§ **EXERCISE DIRECTIONS**:
The records are to be restated in their entirety, word for word.

§ **Figure dataset records**:
* START *

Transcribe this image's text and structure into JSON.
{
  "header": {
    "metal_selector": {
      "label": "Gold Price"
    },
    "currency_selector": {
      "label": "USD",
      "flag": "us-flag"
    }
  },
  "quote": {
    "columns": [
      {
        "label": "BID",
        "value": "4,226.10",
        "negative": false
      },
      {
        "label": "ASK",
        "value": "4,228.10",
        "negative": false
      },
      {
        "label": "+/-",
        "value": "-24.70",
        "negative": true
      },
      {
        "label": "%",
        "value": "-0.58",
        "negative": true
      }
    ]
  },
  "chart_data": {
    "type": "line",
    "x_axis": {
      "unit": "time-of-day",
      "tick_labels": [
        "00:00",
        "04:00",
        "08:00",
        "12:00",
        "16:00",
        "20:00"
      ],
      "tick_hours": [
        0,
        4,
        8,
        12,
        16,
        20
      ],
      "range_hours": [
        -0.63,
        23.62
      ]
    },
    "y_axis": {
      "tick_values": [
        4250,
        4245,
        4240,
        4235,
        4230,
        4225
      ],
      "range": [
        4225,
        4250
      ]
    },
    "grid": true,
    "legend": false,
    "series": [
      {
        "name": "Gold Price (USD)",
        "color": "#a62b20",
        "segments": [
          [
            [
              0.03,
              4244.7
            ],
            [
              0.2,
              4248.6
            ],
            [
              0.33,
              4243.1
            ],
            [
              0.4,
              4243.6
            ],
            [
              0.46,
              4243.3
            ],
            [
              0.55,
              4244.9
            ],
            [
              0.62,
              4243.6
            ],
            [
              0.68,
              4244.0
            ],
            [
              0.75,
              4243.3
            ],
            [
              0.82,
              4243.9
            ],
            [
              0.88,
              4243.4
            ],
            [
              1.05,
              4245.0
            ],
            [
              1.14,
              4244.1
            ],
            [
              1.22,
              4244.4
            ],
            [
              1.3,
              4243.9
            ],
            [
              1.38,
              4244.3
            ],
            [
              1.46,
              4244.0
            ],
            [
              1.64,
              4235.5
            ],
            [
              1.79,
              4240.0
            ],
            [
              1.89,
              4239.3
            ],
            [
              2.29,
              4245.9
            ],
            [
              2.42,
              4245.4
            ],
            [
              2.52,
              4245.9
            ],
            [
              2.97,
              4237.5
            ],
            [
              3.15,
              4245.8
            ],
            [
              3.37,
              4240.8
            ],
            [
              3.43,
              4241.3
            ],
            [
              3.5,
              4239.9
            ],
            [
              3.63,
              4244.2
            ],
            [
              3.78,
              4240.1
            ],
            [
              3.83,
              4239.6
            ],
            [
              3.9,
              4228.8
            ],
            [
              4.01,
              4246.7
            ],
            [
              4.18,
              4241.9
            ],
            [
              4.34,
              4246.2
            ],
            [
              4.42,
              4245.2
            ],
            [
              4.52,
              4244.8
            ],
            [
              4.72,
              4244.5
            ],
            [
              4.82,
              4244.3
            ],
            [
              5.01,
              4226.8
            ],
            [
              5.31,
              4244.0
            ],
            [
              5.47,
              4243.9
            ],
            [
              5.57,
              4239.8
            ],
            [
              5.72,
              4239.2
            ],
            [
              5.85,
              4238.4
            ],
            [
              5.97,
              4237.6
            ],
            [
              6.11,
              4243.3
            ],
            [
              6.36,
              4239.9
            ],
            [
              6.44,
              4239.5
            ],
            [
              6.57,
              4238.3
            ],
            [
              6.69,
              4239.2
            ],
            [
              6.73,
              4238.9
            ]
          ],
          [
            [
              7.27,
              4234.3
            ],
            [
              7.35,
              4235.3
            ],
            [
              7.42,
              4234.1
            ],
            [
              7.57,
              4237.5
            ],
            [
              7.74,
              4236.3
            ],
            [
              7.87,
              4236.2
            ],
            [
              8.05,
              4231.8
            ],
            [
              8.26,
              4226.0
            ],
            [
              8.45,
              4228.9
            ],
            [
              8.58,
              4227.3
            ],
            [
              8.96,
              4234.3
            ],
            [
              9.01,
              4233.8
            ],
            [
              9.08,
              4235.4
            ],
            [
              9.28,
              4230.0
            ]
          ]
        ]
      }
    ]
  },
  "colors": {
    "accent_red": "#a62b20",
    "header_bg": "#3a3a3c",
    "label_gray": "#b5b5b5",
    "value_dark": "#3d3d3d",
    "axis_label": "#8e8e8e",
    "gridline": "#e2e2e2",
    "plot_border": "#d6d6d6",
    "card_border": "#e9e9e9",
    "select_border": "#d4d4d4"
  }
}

* END *

§ **OUTPUT OF THE TASK**:
Transcribe this image's text and structure into JSON.
{
  "header": {
    "metal_selector": {
      "label": "Gold Price"
    },
    "currency_selector": {
      "label": "USD",
      "flag": "us-flag"
    }
  },
  "quote": {
    "columns": [
      {
        "label": "BID",
        "value": "4,226.10",
        "negative": false
      },
      {
        "label": "ASK",
        "value": "4,228.10",
        "negative": false
      },
      {
        "label": "+/-",
        "value": "-24.70",
        "negative": true
      },
      {
        "label": "%",
        "value": "-0.58",
        "negative": true
      }
    ]
  },
  "chart_data": {
    "type": "line",
    "x_axis": {
      "unit": "time-of-day",
      "tick_labels": [
        "00:00",
        "04:00",
        "08:00",
        "12:00",
        "16:00",
        "20:00"
      ],
      "tick_hours": [
        0,
        4,
        8,
        12,
        16,
        20
      ],
      "range_hours": [
        -0.63,
        23.62
      ]
    },
    "y_axis": {
      "tick_values": [
        4250,
        4245,
        4240,
        4235,
        4230,
        4225
      ],
      "range": [
        4225,
        4250
      ]
    },
    "grid": true,
    "legend": false,
    "series": [
      {
        "name": "Gold Price (USD)",
        "color": "#a62b20",
        "segments": [
          [
            [
              0.03,
              4244.7
            ],
            [
              0.2,
              4248.6
            ],
            [
              0.33,
              4243.1
            ],
            [
              0.4,
              4243.6
            ],
            [
              0.46,
              4243.3
            ],
            [
              0.55,
              4244.9
            ],
            [
              0.62,
              4243.6
            ],
            [
              0.68,
              4244.0
            ],
            [
              0.75,
              4243.3
            ],
            [
              0.82,
              4243.9
            ],
            [
              0.88,
              4243.4
            ],
            [
              1.05,
              4245.0
            ],
            [
              1.14,
              4244.1
            ],
            [
              1.22,
              4244.4
            ],
            [
              1.3,
              4243.9
            ],
            [
              1.38,
              4244.3
            ],
            [
              1.46,
              4244.0
            ],
            [
              1.64,
              4235.5
            ],
            [
              1.79,
              4240.0
            ],
            [
              1.89,
              4239.3
            ],
            [
              2.29,
              4245.9
            ],
            [
              2.42,
              4245.4
            ],
            [
              2.52,
              4245.9
            ],
            [
              2.97,
              4237.5
            ],
            [
              3.15,
              4245.8
            ],
            [
              3.37,
              4240.8
            ],
            [
              3.43,
              4241.3
            ],
            [
              3.5,
              4239.9
            ],
            [
              3.63,
              4244.2
            ],
            [
              3.78,
              4240.1
            ],
            [
              3.83,
              4239.6
            ],
            [
              3.9,
              4228.8
            ],
            [
              4.01,
              4246.7
            ],
            [
              4.18,
              4241.9
            ],
            [
              4.34,
              4246.2
            ],
            [
              4.42,
              4245.2
            ],
            [
              4.52,
              4244.8
            ],
            [
              4.72,
              4244.5
            ],
            [
              4.82,
              4244.3
            ],
            [
              5.01,
              4226.8
            ],
            [
              5.31,
              4244.0
            ],
            [
              5.47,
              4243.9
            ],
            [
              5.57,
              4239.8
            ],
            [
              5.72,
              4239.2
            ],
            [
              5.85,
              4238.4
            ],
            [
              5.97,
              4237.6
            ],
            [
              6.11,
              4243.3
            ],
            [
              6.36,
              4239.9
            ],
            [
              6.44,
              4239.5
            ],
            [
              6.57,
              4238.3
            ],
            [
              6.69,
              4239.2
            ],
            [
              6.73,
              4238.9
            ]
          ],
          [
            [
              7.27,
              4234.3
            ],
            [
              7.35,
              4235.3
            ],
            [
              7.42,
              4234.1
            ],
            [
              7.57,
              4237.5
            ],
            [
              7.74,
              4236.3
            ],
            [
              7.87,
              4236.2
            ],
            [
              8.05,
              4231.8
            ],
            [
              8.26,
              4226.0
            ],
            [
              8.45,
              4228.9
            ],
            [
              8.58,
              4227.3
            ],
            [
              8.96,
              4234.3
            ],
            [
              9.01,
              4233.8
            ],
            [
              9.08,
              4235.4
            ],
            [
              9.28,
              4230.0
            ]
          ]
        ]
      }
    ]
  },
  "colors": {
    "accent_red": "#a62b20",
    "header_bg": "#3a3a3c",
    "label_gray": "#b5b5b5",
    "value_dark": "#3d3d3d",
    "axis_label": "#8e8e8e",
    "gridline": "#e2e2e2",
    "plot_border": "#d6d6d6",
    "card_border": "#e9e9e9",
    "select_border": "#d4d4d4"
  }
}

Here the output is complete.